- [Problem statement]: Extract the complete data exactly as given.

>> BEGIN

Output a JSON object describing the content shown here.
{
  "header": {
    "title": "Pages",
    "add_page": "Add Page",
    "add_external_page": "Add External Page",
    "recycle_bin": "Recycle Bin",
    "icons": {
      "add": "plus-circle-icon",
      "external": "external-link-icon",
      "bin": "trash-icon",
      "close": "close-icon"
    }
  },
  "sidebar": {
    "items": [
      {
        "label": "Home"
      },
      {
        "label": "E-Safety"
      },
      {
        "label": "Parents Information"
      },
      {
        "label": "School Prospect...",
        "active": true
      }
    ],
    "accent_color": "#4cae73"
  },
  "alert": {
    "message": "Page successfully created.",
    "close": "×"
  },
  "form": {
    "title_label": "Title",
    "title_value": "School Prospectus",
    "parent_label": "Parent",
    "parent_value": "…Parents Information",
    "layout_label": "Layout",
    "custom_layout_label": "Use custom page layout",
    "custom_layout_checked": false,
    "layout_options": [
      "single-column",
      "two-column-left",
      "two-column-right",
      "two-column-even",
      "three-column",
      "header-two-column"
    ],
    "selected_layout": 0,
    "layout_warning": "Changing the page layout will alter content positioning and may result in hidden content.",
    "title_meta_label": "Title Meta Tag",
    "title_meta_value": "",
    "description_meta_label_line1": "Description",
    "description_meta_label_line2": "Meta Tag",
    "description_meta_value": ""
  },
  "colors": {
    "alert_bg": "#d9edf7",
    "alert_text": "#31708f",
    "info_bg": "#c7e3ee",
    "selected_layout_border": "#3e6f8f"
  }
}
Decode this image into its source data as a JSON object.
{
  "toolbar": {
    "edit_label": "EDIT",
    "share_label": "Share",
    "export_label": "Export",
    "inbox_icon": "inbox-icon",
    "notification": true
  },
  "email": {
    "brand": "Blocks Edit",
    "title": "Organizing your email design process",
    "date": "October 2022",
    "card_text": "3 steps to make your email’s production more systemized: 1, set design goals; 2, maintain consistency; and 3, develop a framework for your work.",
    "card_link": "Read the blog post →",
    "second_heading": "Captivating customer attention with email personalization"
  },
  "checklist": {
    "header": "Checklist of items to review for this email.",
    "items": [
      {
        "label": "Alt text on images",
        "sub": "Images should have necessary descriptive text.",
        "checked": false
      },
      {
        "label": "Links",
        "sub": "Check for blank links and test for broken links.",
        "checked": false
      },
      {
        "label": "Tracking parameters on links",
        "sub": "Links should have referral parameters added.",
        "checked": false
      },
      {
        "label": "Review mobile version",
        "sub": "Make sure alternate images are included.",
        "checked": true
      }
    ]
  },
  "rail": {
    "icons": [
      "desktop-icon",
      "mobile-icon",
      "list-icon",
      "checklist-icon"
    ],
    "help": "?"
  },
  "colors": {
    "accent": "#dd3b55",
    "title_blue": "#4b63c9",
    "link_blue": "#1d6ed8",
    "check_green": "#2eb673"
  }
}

>> END

- [Result]:
Output a JSON object describing the content shown here.
{
  "header": {
    "title": "Pages",
    "add_page": "Add Page",
    "add_external_page": "Add External Page",
    "recycle_bin": "Recycle Bin",
    "icons": {
      "add": "plus-circle-icon",
      "external": "external-link-icon",
      "bin": "trash-icon",
      "close": "close-icon"
    }
  },
  "sidebar": {
    "items": [
      {
        "label": "Home"
      },
      {
        "label": "E-Safety"
      },
      {
        "label": "Parents Information"
      },
      {
        "label": "School Prospect...",
        "active": true
      }
    ],
    "accent_color": "#4cae73"
  },
  "alert": {
    "message": "Page successfully created.",
    "close": "×"
  },
  "form": {
    "title_label": "Title",
    "title_value": "School Prospectus",
    "parent_label": "Parent",
    "parent_value": "…Parents Information",
    "layout_label": "Layout",
    "custom_layout_label": "Use custom page layout",
    "custom_layout_checked": false,
    "layout_options": [
      "single-column",
      "two-column-left",
      "two-column-right",
      "two-column-even",
      "three-column",
      "header-two-column"
    ],
    "selected_layout": 0,
    "layout_warning": "Changing the page layout will alter content positioning and may result in hidden content.",
    "title_meta_label": "Title Meta Tag",
    "title_meta_value": "",
    "description_meta_label_line1": "Description",
    "description_meta_label_line2": "Meta Tag",
    "description_meta_value": ""
  },
  "colors": {
    "alert_bg": "#d9edf7",
    "alert_text": "#31708f",
    "info_bg": "#c7e3ee",
    "selected_layout_border": "#3e6f8f"
  }
}
Decode this image into its source data as a JSON object.
{
  "toolbar": {
    "edit_label": "EDIT",
    "share_label": "Share",
    "export_label": "Export",
    "inbox_icon": "inbox-icon",
    "notification": true
  },
  "email": {
    "brand": "Blocks Edit",
    "title": "Organizing your email design process",
    "date": "October 2022",
    "card_text": "3 steps to make your email’s production more systemized: 1, set design goals; 2, maintain consistency; and 3, develop a framework for your work.",
    "card_link": "Read the blog post →",
    "second_heading": "Captivating customer attention with email personalization"
  },
  "checklist": {
    "header": "Checklist of items to review for this email.",
    "items": [
      {
        "label": "Alt text on images",
        "sub": "Images should have necessary descriptive text.",
        "checked": false
      },
      {
        "label": "Links",
        "sub": "Check for blank links and test for broken links.",
        "checked": false
      },
      {
        "label": "Tracking parameters on links",
        "sub": "Links should have referral parameters added.",
        "checked": false
      },
      {
        "label": "Review mobile version",
        "sub": "Make sure alternate images are included.",
        "checked": true
      }
    ]
  },
  "rail": {
    "icons": [
      "desktop-icon",
      "mobile-icon",
      "list-icon",
      "checklist-icon"
    ],
    "help": "?"
  },
  "colors": {
    "accent": "#dd3b55",
    "title_blue": "#4b63c9",
    "link_blue": "#1d6ed8",
    "check_green": "#2eb673"
  }
}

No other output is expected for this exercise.